**What you need to do:** Pick out every line that holds the string "type" and copy it.
— start Record extracts —
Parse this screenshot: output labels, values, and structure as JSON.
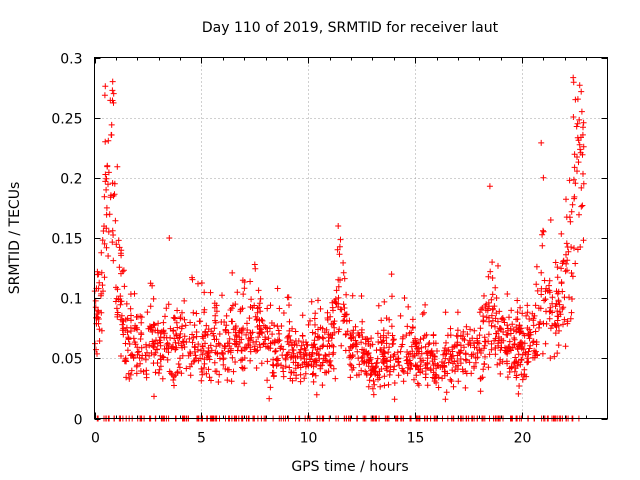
{
  "chart_data": {
    "type": "scatter",
    "title": "Day 110 of 2019, SRMTID for receiver laut",
    "xlabel": "GPS time / hours",
    "ylabel": "SRMTID / TECUs",
    "xlim": [
      0,
      24
    ],
    "ylim": [
      0,
      0.3
    ],
    "xticks": [
      0,
      5,
      10,
      15,
      20
    ],
    "yticks": [
      0,
      0.05,
      0.1,
      0.15,
      0.2,
      0.25,
      0.3
    ],
    "xtick_labels": [
      "0",
      "5",
      "10",
      "15",
      "20"
    ],
    "ytick_labels": [
      "0",
      "0.05",
      "0.1",
      "0.15",
      "0.2",
      "0.25",
      "0.3"
    ],
    "grid": true,
    "marker": "+",
    "series_color": "#ff0000",
    "profile": {
      "hours": [
        0,
        0.3,
        0.5,
        0.7,
        0.85,
        1.0,
        1.3,
        1.6,
        2,
        3,
        4,
        5,
        6,
        7,
        7.5,
        8,
        9,
        10,
        11,
        11.5,
        12,
        13,
        14,
        15,
        16,
        17,
        18,
        18.5,
        19,
        20,
        20.5,
        21,
        21.5,
        22,
        22.3,
        22.6,
        22.9
      ],
      "median_tecu": [
        0.085,
        0.1,
        0.16,
        0.2,
        0.22,
        0.12,
        0.09,
        0.07,
        0.06,
        0.06,
        0.065,
        0.06,
        0.07,
        0.06,
        0.08,
        0.06,
        0.055,
        0.05,
        0.06,
        0.1,
        0.06,
        0.05,
        0.055,
        0.055,
        0.045,
        0.05,
        0.06,
        0.09,
        0.06,
        0.06,
        0.07,
        0.11,
        0.08,
        0.11,
        0.15,
        0.22,
        0.2
      ]
    },
    "highlights": [
      {
        "hour": 0.85,
        "tecu": 0.28
      },
      {
        "hour": 0.9,
        "tecu": 0.27
      },
      {
        "hour": 0.5,
        "tecu": 0.23
      },
      {
        "hour": 0.6,
        "tecu": 0.21
      },
      {
        "hour": 0.95,
        "tecu": 0.195
      },
      {
        "hour": 3.5,
        "tecu": 0.15
      },
      {
        "hour": 11.4,
        "tecu": 0.16
      },
      {
        "hour": 18.5,
        "tecu": 0.193
      },
      {
        "hour": 20.9,
        "tecu": 0.229
      },
      {
        "hour": 21.0,
        "tecu": 0.2
      },
      {
        "hour": 22.7,
        "tecu": 0.277
      },
      {
        "hour": 22.5,
        "tecu": 0.265
      },
      {
        "hour": 22.8,
        "tecu": 0.255
      },
      {
        "hour": 22.6,
        "tecu": 0.245
      },
      {
        "hour": 7.5,
        "tecu": 0.128
      },
      {
        "hour": 13.9,
        "tecu": 0.12
      },
      {
        "hour": 18.6,
        "tecu": 0.13
      }
    ],
    "zero_values_present": true,
    "num_points": 1600
  }
}
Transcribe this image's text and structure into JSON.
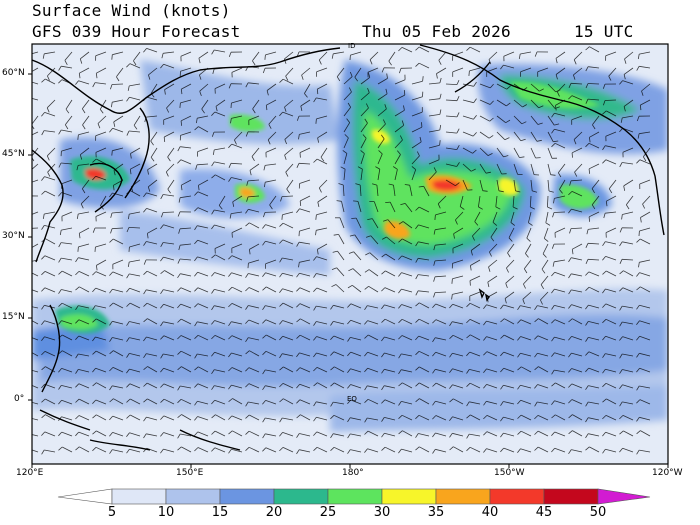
{
  "header": {
    "title": "Surface Wind (knots)",
    "subtitle": "GFS 039 Hour Forecast",
    "date": "Thu 05 Feb 2026",
    "time": "15 UTC"
  },
  "map": {
    "region": "North Pacific",
    "lat_labels": [
      "60°N",
      "45°N",
      "30°N",
      "15°N",
      "0°"
    ],
    "lon_labels": [
      "120°E",
      "150°E",
      "180°",
      "150°W",
      "120°W"
    ],
    "inline_labels": [
      "ID",
      "EQ"
    ]
  },
  "colorbar": {
    "ticks": [
      "5",
      "10",
      "15",
      "20",
      "25",
      "30",
      "35",
      "40",
      "45",
      "50"
    ],
    "colors": [
      "#ffffff",
      "#dfe7f7",
      "#aec3ec",
      "#6b95e1",
      "#2cb88d",
      "#5de45e",
      "#f7f52a",
      "#f9a51d",
      "#f3392a",
      "#c4071d",
      "#d21bd2"
    ],
    "units": "knots"
  }
}
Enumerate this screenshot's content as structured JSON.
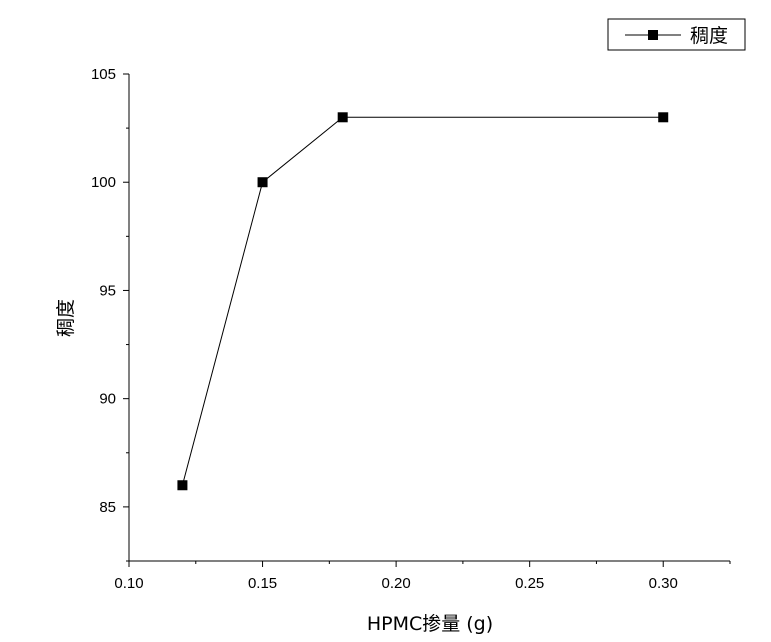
{
  "chart_data": {
    "type": "line",
    "title": "",
    "xlabel": "HPMC掺量 (g)",
    "ylabel": "稠度",
    "xlim": [
      0.1,
      0.325
    ],
    "ylim": [
      82.5,
      105
    ],
    "x_ticks": [
      "0.10",
      "0.15",
      "0.20",
      "0.25",
      "0.30"
    ],
    "y_ticks": [
      "85",
      "90",
      "95",
      "100",
      "105"
    ],
    "grid": false,
    "legend": {
      "position": "top-right"
    },
    "series": [
      {
        "name": "稠度",
        "marker": "square",
        "color": "#000000",
        "x": [
          0.12,
          0.15,
          0.18,
          0.3
        ],
        "y": [
          86,
          100,
          103,
          103
        ]
      }
    ]
  }
}
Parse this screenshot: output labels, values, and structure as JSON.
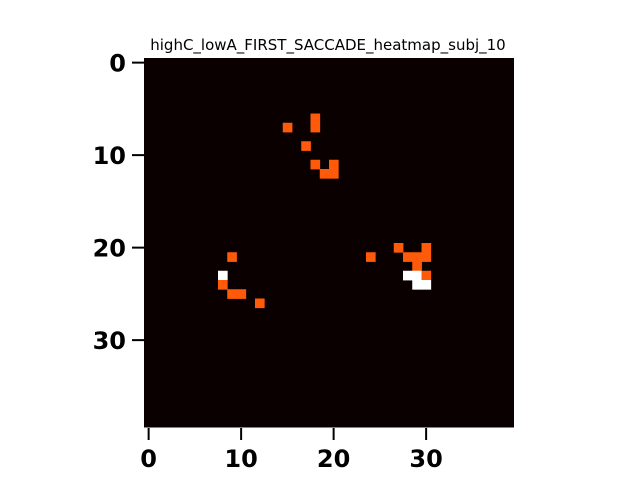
{
  "chart_data": {
    "type": "heatmap",
    "title": "highC_lowA_FIRST_SACCADE_heatmap_subj_10",
    "xlabel": "",
    "ylabel": "",
    "grid_size": [
      40,
      40
    ],
    "xlim": [
      -0.5,
      39.5
    ],
    "ylim": [
      -0.5,
      39.5
    ],
    "y_axis_inverted": true,
    "x_ticks": [
      0,
      10,
      20,
      30
    ],
    "x_tick_labels": [
      "0",
      "10",
      "20",
      "30"
    ],
    "y_ticks": [
      0,
      10,
      20,
      30
    ],
    "y_tick_labels": [
      "0",
      "10",
      "20",
      "30"
    ],
    "grid": false,
    "colors": {
      "background": "#0a0000",
      "level_1": "#ff5a0a",
      "level_2": "#ffffff"
    },
    "cells": [
      {
        "x": 15,
        "y": 7,
        "value": 1
      },
      {
        "x": 18,
        "y": 6,
        "value": 1
      },
      {
        "x": 18,
        "y": 7,
        "value": 1
      },
      {
        "x": 17,
        "y": 9,
        "value": 1
      },
      {
        "x": 18,
        "y": 11,
        "value": 1
      },
      {
        "x": 20,
        "y": 11,
        "value": 1
      },
      {
        "x": 19,
        "y": 12,
        "value": 1
      },
      {
        "x": 20,
        "y": 12,
        "value": 1
      },
      {
        "x": 9,
        "y": 21,
        "value": 1
      },
      {
        "x": 8,
        "y": 23,
        "value": 2
      },
      {
        "x": 8,
        "y": 24,
        "value": 1
      },
      {
        "x": 9,
        "y": 25,
        "value": 1
      },
      {
        "x": 10,
        "y": 25,
        "value": 1
      },
      {
        "x": 12,
        "y": 26,
        "value": 1
      },
      {
        "x": 24,
        "y": 21,
        "value": 1
      },
      {
        "x": 27,
        "y": 20,
        "value": 1
      },
      {
        "x": 30,
        "y": 20,
        "value": 1
      },
      {
        "x": 28,
        "y": 21,
        "value": 1
      },
      {
        "x": 29,
        "y": 21,
        "value": 1
      },
      {
        "x": 30,
        "y": 21,
        "value": 1
      },
      {
        "x": 29,
        "y": 22,
        "value": 1
      },
      {
        "x": 28,
        "y": 23,
        "value": 2
      },
      {
        "x": 29,
        "y": 23,
        "value": 2
      },
      {
        "x": 30,
        "y": 23,
        "value": 1
      },
      {
        "x": 29,
        "y": 24,
        "value": 2
      },
      {
        "x": 30,
        "y": 24,
        "value": 2
      }
    ]
  }
}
— end Record extracts —
**Output for this exercise:**
    "type": "scatter",
    "type": "line",
    "type": "heatmap",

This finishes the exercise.